[Collected data]
* BEGIN *

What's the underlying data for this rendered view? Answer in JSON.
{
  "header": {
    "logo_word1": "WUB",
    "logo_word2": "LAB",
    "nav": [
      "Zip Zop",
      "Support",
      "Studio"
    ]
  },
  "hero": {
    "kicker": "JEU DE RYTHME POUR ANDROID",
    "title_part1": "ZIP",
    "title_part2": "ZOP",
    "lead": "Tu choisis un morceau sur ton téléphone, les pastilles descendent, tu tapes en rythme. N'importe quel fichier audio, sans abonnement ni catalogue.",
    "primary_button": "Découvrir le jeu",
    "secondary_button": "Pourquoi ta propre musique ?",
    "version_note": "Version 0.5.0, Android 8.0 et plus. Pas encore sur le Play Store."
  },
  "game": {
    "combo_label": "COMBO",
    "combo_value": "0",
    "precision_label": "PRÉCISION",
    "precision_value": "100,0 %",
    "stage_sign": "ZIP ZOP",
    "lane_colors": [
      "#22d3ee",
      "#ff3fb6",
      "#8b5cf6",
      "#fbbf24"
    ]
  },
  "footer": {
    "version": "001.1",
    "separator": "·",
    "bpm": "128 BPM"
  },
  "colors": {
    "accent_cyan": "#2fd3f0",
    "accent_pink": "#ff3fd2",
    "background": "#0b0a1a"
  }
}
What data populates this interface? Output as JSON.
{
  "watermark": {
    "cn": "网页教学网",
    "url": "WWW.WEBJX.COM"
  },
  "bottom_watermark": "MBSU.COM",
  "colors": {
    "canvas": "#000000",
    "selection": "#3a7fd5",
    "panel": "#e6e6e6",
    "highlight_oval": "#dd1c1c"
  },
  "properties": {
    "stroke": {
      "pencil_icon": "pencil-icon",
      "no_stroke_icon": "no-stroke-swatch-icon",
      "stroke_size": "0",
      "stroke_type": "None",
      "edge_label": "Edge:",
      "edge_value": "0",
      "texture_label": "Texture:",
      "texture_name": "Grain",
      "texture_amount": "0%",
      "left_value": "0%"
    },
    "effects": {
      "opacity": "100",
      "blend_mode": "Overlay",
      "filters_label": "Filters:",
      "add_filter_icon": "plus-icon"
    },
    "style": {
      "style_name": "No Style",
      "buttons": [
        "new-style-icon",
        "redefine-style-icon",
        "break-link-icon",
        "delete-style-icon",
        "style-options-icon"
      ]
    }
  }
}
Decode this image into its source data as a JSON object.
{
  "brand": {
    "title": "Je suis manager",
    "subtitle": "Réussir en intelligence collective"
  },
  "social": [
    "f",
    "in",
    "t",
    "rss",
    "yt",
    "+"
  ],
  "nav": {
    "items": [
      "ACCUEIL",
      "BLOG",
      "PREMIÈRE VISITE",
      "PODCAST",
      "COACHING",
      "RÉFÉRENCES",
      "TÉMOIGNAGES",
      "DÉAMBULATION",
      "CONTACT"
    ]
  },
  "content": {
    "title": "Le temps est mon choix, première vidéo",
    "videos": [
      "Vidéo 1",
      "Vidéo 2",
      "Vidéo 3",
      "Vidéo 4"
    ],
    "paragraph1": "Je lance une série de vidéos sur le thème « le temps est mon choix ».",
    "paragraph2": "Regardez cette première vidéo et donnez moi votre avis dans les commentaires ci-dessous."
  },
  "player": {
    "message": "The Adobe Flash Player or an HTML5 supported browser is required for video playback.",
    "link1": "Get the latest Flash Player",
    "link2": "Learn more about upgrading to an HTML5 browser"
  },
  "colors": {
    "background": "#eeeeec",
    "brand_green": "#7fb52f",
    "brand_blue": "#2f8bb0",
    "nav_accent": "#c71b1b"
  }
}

* END *

▶ **Goal**:
Repeat the data above, word for word.

▶ **Solution for this problem**:
What's the underlying data for this rendered view? Answer in JSON.
{
  "header": {
    "logo_word1": "WUB",
    "logo_word2": "LAB",
    "nav": [
      "Zip Zop",
      "Support",
      "Studio"
    ]
  },
  "hero": {
    "kicker": "JEU DE RYTHME POUR ANDROID",
    "title_part1": "ZIP",
    "title_part2": "ZOP",
    "lead": "Tu choisis un morceau sur ton téléphone, les pastilles descendent, tu tapes en rythme. N'importe quel fichier audio, sans abonnement ni catalogue.",
    "primary_button": "Découvrir le jeu",
    "secondary_button": "Pourquoi ta propre musique ?",
    "version_note": "Version 0.5.0, Android 8.0 et plus. Pas encore sur le Play Store."
  },
  "game": {
    "combo_label": "COMBO",
    "combo_value": "0",
    "precision_label": "PRÉCISION",
    "precision_value": "100,0 %",
    "stage_sign": "ZIP ZOP",
    "lane_colors": [
      "#22d3ee",
      "#ff3fb6",
      "#8b5cf6",
      "#fbbf24"
    ]
  },
  "footer": {
    "version": "001.1",
    "separator": "·",
    "bpm": "128 BPM"
  },
  "colors": {
    "accent_cyan": "#2fd3f0",
    "accent_pink": "#ff3fd2",
    "background": "#0b0a1a"
  }
}
What data populates this interface? Output as JSON.
{
  "watermark": {
    "cn": "网页教学网",
    "url": "WWW.WEBJX.COM"
  },
  "bottom_watermark": "MBSU.COM",
  "colors": {
    "canvas": "#000000",
    "selection": "#3a7fd5",
    "panel": "#e6e6e6",
    "highlight_oval": "#dd1c1c"
  },
  "properties": {
    "stroke": {
      "pencil_icon": "pencil-icon",
      "no_stroke_icon": "no-stroke-swatch-icon",
      "stroke_size": "0",
      "stroke_type": "None",
      "edge_label": "Edge:",
      "edge_value": "0",
      "texture_label": "Texture:",
      "texture_name": "Grain",
      "texture_amount": "0%",
      "left_value": "0%"
    },
    "effects": {
      "opacity": "100",
      "blend_mode": "Overlay",
      "filters_label": "Filters:",
      "add_filter_icon": "plus-icon"
    },
    "style": {
      "style_name": "No Style",
      "buttons": [
        "new-style-icon",
        "redefine-style-icon",
        "break-link-icon",
        "delete-style-icon",
        "style-options-icon"
      ]
    }
  }
}
Decode this image into its source data as a JSON object.
{
  "brand": {
    "title": "Je suis manager",
    "subtitle": "Réussir en intelligence collective"
  },
  "social": [
    "f",
    "in",
    "t",
    "rss",
    "yt",
    "+"
  ],
  "nav": {
    "items": [
      "ACCUEIL",
      "BLOG",
      "PREMIÈRE VISITE",
      "PODCAST",
      "COACHING",
      "RÉFÉRENCES",
      "TÉMOIGNAGES",
      "DÉAMBULATION",
      "CONTACT"
    ]
  },
  "content": {
    "title": "Le temps est mon choix, première vidéo",
    "videos": [
      "Vidéo 1",
      "Vidéo 2",
      "Vidéo 3",
      "Vidéo 4"
    ],
    "paragraph1": "Je lance une série de vidéos sur le thème « le temps est mon choix ».",
    "paragraph2": "Regardez cette première vidéo et donnez moi votre avis dans les commentaires ci-dessous."
  },
  "player": {
    "message": "The Adobe Flash Player or an HTML5 supported browser is required for video playback.",
    "link1": "Get the latest Flash Player",
    "link2": "Learn more about upgrading to an HTML5 browser"
  },
  "colors": {
    "background": "#eeeeec",
    "brand_green": "#7fb52f",
    "brand_blue": "#2f8bb0",
    "nav_accent": "#c71b1b"
  }
}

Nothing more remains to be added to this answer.